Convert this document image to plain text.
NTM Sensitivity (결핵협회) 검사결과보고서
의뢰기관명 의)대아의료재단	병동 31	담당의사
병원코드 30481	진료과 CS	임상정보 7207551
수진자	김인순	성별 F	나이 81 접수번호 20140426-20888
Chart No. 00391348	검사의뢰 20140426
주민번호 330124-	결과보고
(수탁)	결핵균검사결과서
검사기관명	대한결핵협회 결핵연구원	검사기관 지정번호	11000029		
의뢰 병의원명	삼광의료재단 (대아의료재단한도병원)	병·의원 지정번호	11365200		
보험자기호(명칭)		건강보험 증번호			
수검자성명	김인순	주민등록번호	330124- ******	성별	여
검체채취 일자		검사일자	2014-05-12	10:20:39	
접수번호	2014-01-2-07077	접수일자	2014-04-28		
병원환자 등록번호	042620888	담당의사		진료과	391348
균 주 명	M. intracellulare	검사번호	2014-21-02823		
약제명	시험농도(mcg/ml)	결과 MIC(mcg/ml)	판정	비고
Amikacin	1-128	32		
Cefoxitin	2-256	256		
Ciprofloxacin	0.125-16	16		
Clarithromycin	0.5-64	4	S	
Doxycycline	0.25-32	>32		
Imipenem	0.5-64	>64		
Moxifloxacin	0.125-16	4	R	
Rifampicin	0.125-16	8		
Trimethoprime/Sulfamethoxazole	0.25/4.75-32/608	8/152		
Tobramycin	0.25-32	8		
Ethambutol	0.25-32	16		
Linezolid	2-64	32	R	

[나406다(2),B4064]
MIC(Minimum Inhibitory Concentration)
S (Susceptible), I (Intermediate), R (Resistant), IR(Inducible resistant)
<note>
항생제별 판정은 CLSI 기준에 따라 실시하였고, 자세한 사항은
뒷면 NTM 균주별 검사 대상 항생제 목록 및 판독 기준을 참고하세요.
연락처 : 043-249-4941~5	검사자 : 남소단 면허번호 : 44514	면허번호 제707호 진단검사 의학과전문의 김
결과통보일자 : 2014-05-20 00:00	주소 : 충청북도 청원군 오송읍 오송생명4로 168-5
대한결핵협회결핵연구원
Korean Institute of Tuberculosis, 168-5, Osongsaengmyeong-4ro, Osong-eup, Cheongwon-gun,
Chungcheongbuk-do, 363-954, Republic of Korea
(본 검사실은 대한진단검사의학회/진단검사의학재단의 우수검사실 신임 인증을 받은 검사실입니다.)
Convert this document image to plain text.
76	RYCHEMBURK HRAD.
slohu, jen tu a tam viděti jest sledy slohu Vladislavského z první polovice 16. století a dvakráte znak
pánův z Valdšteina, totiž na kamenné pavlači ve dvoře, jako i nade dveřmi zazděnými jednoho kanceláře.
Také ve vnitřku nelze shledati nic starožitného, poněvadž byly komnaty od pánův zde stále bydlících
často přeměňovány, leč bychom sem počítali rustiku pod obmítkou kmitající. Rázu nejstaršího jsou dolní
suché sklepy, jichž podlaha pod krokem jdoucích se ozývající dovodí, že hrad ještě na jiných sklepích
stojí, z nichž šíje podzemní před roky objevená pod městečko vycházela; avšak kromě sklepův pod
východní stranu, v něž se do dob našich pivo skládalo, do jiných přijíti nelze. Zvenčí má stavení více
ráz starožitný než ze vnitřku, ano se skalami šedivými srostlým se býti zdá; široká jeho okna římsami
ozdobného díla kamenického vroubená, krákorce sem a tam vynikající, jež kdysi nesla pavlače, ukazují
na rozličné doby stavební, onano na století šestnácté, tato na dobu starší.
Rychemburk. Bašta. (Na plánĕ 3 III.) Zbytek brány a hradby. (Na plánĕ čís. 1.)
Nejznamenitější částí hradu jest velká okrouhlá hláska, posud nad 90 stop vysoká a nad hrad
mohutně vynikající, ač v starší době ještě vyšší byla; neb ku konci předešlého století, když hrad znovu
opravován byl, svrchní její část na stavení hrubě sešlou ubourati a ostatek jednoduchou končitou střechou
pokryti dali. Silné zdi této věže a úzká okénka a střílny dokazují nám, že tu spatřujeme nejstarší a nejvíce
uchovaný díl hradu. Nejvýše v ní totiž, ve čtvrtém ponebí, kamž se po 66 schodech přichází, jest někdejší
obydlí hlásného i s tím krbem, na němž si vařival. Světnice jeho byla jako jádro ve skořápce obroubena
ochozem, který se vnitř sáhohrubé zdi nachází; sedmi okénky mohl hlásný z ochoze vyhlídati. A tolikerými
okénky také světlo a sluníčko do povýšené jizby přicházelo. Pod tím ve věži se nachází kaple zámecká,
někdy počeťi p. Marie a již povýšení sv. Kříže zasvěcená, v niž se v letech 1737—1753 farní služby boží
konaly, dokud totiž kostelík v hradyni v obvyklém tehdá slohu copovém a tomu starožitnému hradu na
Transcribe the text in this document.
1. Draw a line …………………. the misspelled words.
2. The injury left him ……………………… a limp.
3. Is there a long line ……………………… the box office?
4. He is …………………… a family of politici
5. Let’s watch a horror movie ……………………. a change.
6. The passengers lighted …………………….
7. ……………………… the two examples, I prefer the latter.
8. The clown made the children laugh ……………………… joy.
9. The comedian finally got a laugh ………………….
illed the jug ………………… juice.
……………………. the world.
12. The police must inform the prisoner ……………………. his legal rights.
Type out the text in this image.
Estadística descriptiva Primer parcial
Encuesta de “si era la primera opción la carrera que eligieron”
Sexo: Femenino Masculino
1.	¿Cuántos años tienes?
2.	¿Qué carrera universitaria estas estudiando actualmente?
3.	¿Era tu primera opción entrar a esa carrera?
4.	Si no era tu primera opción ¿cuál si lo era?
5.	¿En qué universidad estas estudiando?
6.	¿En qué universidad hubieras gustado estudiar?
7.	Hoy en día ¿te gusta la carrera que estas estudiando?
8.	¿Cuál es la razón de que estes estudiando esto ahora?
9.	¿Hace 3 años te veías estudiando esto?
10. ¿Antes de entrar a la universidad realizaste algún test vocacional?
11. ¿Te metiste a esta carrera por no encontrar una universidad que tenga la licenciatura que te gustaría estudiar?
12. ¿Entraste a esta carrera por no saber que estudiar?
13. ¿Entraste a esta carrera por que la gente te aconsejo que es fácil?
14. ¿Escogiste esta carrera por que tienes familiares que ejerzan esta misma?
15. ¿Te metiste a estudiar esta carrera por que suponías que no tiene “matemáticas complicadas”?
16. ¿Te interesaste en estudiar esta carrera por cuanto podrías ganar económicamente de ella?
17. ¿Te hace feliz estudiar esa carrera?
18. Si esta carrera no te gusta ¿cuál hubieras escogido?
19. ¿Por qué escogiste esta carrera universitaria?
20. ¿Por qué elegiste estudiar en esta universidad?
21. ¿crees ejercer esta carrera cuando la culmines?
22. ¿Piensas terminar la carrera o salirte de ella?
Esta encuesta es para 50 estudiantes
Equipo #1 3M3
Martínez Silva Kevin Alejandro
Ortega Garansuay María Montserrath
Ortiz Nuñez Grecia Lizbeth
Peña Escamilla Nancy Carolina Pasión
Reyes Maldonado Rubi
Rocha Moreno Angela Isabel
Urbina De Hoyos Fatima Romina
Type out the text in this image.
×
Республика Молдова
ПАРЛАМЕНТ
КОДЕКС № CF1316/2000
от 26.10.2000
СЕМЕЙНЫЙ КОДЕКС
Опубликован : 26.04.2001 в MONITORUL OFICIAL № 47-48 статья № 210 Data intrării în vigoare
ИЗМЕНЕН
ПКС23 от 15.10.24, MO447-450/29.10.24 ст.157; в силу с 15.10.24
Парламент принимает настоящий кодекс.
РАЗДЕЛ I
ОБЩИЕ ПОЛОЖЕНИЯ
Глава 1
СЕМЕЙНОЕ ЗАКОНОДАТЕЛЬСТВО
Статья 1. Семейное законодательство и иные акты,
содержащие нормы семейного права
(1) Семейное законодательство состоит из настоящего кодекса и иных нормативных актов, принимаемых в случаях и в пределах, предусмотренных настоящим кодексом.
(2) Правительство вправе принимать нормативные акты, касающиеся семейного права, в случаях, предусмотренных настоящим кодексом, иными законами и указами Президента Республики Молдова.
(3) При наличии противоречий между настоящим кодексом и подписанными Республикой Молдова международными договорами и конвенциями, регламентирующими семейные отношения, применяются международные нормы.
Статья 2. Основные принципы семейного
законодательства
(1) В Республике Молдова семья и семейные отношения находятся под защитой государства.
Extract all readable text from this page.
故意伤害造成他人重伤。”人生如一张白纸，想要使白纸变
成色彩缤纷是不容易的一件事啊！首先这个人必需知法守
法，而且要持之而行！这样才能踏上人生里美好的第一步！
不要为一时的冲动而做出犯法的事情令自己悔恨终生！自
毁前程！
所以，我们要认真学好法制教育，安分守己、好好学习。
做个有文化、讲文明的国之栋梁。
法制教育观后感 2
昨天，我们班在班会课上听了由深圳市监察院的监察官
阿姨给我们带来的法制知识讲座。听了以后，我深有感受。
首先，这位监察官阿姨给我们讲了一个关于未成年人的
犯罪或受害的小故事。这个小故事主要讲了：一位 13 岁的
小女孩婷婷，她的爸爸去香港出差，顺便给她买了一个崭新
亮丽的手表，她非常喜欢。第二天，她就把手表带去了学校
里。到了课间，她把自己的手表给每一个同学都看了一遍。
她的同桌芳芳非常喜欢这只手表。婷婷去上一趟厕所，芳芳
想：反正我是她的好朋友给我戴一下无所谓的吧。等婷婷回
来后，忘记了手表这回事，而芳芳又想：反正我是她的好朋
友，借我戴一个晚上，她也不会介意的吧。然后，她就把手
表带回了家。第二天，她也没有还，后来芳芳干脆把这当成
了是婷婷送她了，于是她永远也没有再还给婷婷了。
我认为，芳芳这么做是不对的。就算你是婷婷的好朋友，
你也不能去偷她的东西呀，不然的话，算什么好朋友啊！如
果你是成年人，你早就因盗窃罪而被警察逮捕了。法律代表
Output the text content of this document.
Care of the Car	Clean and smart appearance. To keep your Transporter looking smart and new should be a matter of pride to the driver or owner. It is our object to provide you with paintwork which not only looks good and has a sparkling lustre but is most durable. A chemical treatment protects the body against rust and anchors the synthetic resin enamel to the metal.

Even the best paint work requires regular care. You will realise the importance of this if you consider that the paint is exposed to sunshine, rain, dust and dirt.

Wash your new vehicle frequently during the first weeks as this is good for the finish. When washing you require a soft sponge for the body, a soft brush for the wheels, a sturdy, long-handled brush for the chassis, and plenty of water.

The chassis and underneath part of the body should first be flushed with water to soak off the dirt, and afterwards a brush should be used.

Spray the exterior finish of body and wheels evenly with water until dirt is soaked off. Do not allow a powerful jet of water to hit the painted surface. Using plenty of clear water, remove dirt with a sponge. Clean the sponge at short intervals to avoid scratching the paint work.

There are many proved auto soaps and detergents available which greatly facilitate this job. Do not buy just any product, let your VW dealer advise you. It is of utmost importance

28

##########

● **What you are asked to do**: State the number of lines holding the word "tienes" in the listing. Add nothing else.

● **Written solution**: 2